> [Description of the task]: Extract each line where the string "name" shows up.

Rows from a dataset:
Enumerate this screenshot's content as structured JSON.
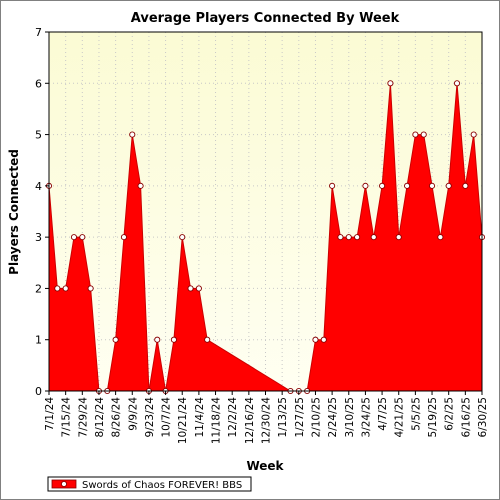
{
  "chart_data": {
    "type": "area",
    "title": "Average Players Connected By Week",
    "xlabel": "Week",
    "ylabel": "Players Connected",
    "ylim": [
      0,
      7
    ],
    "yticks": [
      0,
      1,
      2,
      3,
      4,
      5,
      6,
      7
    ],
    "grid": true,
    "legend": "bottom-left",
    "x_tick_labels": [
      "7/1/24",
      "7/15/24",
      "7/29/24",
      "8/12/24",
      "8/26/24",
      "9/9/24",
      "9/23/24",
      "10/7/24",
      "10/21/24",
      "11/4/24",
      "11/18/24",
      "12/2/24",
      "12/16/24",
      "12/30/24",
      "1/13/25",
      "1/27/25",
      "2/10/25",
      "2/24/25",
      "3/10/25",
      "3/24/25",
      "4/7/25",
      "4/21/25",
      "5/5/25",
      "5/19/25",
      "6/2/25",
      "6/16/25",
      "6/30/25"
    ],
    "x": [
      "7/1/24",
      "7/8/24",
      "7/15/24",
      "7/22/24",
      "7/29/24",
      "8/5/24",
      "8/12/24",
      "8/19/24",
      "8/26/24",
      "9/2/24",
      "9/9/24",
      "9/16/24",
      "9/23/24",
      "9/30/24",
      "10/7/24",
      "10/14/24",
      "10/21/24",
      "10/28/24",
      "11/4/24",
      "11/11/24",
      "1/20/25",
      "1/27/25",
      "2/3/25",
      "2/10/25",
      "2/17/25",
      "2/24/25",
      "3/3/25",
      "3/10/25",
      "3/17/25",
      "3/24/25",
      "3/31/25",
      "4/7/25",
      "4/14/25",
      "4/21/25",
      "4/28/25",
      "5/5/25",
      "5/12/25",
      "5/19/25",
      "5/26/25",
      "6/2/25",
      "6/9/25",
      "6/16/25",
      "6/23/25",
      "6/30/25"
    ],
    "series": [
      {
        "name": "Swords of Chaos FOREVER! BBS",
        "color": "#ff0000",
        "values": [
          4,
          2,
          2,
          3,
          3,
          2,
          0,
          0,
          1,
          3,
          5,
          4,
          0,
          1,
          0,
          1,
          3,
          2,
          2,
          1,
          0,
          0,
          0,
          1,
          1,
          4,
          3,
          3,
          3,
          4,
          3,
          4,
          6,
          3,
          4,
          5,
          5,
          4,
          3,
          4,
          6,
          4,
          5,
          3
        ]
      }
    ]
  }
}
---
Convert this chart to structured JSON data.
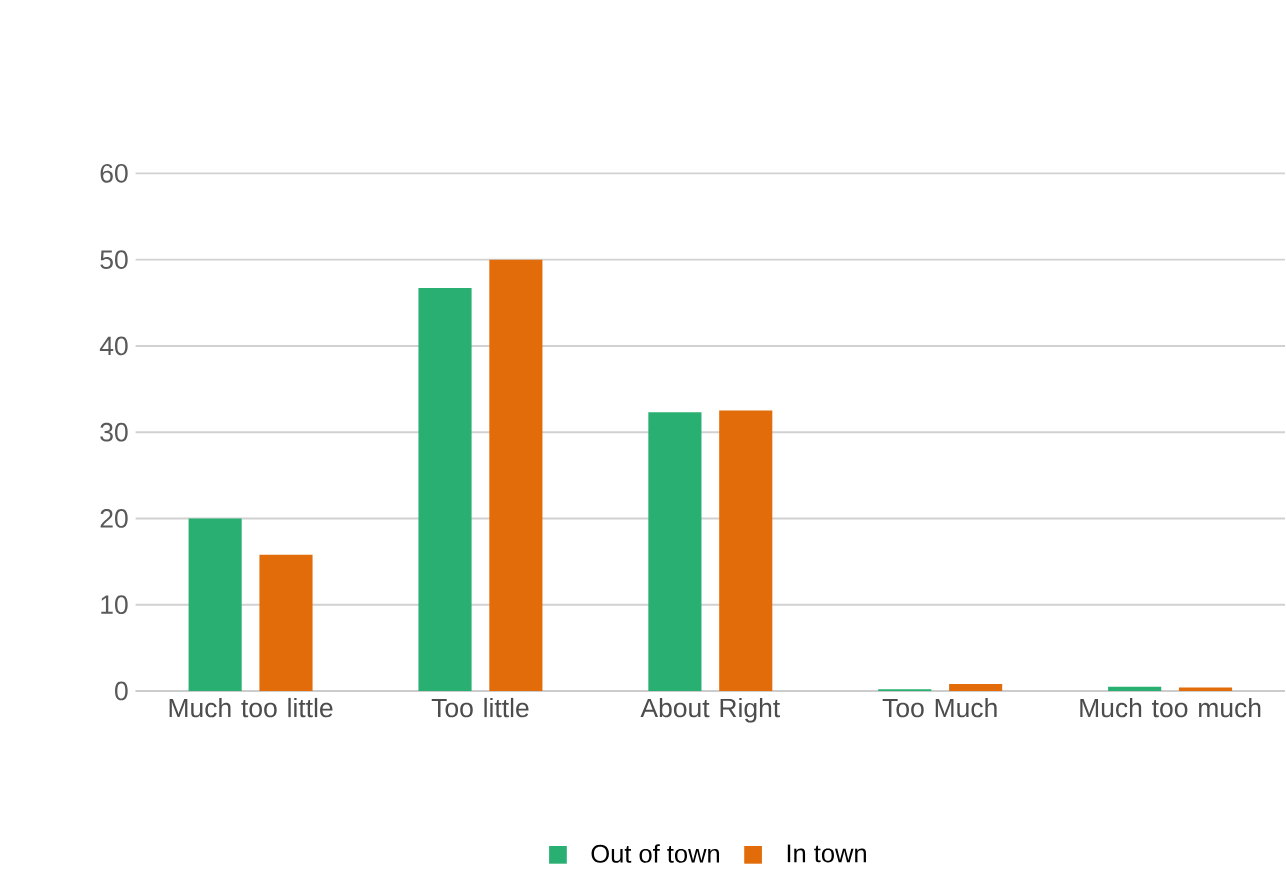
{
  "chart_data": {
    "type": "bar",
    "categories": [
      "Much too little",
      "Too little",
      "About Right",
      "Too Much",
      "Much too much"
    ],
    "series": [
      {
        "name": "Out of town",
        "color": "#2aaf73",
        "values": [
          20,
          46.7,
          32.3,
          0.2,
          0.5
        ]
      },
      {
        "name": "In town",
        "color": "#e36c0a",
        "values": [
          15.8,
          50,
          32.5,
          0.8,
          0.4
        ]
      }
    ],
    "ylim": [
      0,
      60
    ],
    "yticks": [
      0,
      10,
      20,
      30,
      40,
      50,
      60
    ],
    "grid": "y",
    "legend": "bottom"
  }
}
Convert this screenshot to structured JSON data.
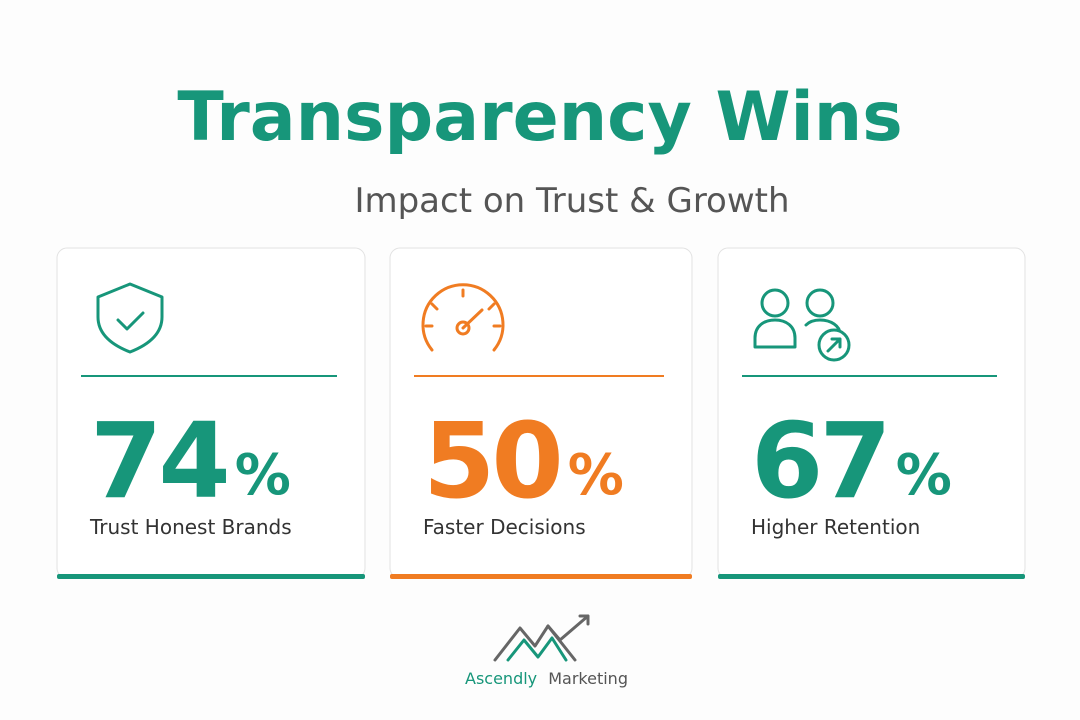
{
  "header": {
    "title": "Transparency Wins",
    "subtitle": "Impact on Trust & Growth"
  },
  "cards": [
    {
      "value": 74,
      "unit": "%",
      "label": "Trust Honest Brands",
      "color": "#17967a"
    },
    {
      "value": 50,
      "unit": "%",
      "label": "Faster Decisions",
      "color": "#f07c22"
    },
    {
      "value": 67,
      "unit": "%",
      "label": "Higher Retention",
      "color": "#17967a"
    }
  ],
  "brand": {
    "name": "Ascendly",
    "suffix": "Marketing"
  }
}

> [Result]:
        "name": "Swords of Chaos FOREVER! BBS",
        "name": "Out of town",
        "name": "In town",
    "name": "Ascendly",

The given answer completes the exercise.